Task to carry out:
Show all lines from the data that include the word "strefy".

══════════

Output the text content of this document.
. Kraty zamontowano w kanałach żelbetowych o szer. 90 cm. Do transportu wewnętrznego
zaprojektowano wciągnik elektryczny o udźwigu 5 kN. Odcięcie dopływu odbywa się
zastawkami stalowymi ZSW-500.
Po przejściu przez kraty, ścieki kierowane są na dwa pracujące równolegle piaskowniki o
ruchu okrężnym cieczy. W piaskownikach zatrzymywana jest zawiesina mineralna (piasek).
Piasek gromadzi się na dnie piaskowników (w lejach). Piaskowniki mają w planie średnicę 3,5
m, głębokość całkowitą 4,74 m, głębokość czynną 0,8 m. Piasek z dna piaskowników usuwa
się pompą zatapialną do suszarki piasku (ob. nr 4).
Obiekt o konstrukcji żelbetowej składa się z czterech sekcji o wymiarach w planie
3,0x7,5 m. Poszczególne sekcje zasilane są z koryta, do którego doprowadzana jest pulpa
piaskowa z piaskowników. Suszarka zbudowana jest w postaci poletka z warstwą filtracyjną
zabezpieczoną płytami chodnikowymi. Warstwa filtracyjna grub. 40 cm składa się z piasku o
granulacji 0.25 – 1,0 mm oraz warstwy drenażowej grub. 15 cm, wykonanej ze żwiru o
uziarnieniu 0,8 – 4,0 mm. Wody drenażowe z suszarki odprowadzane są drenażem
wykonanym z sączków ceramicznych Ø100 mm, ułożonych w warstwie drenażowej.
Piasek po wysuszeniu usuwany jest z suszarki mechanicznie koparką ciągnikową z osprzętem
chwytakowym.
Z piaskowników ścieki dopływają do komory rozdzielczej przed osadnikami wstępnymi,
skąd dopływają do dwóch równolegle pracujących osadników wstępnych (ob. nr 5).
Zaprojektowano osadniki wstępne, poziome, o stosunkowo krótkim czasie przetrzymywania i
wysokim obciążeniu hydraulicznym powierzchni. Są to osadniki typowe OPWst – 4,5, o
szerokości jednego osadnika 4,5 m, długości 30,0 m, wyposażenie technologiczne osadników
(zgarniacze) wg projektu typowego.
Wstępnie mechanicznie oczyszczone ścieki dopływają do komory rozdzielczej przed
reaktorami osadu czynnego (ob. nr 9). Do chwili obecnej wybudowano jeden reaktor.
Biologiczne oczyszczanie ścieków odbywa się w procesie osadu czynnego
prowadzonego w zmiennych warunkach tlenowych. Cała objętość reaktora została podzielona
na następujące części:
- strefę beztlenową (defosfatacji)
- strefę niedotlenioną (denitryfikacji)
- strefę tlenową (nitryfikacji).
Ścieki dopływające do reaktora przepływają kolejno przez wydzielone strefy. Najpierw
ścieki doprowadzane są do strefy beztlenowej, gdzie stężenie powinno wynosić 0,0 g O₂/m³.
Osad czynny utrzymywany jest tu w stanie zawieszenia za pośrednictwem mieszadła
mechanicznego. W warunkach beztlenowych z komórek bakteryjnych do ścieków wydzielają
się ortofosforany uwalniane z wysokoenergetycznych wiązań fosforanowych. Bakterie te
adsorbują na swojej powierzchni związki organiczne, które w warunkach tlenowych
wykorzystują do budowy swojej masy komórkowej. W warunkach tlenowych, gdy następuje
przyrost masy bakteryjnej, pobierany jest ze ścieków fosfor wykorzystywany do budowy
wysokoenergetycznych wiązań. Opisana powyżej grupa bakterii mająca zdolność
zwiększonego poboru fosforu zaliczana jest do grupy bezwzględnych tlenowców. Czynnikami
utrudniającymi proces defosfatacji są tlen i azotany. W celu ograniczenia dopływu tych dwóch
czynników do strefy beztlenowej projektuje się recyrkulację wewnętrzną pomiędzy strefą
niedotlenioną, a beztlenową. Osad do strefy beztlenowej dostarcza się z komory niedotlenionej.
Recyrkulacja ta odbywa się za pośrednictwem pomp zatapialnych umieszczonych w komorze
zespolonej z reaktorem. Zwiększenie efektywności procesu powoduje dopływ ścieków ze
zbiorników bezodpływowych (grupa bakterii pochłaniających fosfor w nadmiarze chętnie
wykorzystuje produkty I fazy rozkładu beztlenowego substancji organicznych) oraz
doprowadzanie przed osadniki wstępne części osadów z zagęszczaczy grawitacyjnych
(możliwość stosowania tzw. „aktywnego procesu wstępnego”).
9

══════════

Completed task:
Ścieki dopływające do reaktora przepływają kolejno przez wydzielone strefy. Najpierw
ścieki doprowadzane są do strefy beztlenowej, gdzie stężenie powinno wynosić 0,0 g O₂/m³.
czynników do strefy beztlenowej projektuje się recyrkulację wewnętrzną pomiędzy strefą
niedotlenioną, a beztlenową. Osad do strefy beztlenowej dostarcza się z komory niedotlenionej.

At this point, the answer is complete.